* EXERCISE GOAL: Leave out the pictures and copy each record below exactly.

────────────────

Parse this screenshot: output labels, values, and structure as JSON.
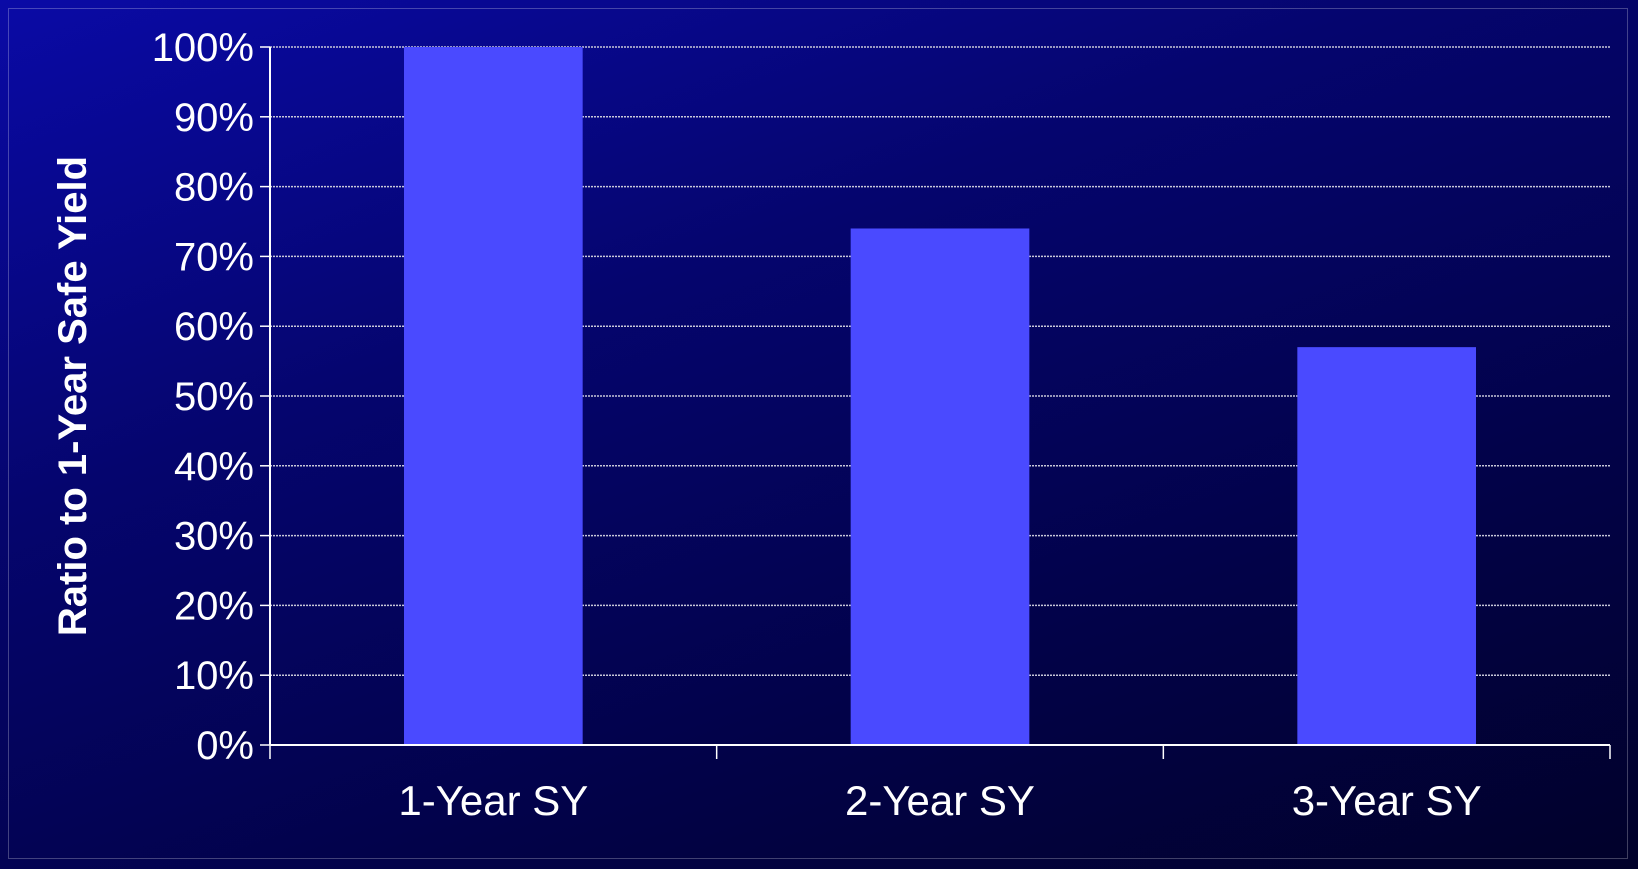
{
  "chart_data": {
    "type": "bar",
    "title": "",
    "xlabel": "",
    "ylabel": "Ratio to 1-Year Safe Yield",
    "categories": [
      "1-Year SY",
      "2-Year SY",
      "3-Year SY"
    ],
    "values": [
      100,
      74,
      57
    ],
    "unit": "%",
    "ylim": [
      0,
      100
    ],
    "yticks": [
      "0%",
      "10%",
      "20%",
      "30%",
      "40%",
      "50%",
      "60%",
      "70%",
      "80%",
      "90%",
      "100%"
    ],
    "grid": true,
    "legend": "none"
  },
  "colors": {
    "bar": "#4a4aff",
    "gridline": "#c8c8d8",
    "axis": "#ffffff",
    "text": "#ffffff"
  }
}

────────────────

* ANSWER TO THIS EXERCISE:
Parse this screenshot: output labels, values, and structure as JSON.
{
  "chart_data": {
    "type": "bar",
    "title": "",
    "xlabel": "",
    "ylabel": "Ratio to 1-Year Safe Yield",
    "categories": [
      "1-Year SY",
      "2-Year SY",
      "3-Year SY"
    ],
    "values": [
      100,
      74,
      57
    ],
    "unit": "%",
    "ylim": [
      0,
      100
    ],
    "yticks": [
      "0%",
      "10%",
      "20%",
      "30%",
      "40%",
      "50%",
      "60%",
      "70%",
      "80%",
      "90%",
      "100%"
    ],
    "grid": true,
    "legend": "none"
  },
  "colors": {
    "bar": "#4a4aff",
    "gridline": "#c8c8d8",
    "axis": "#ffffff",
    "text": "#ffffff"
  }
}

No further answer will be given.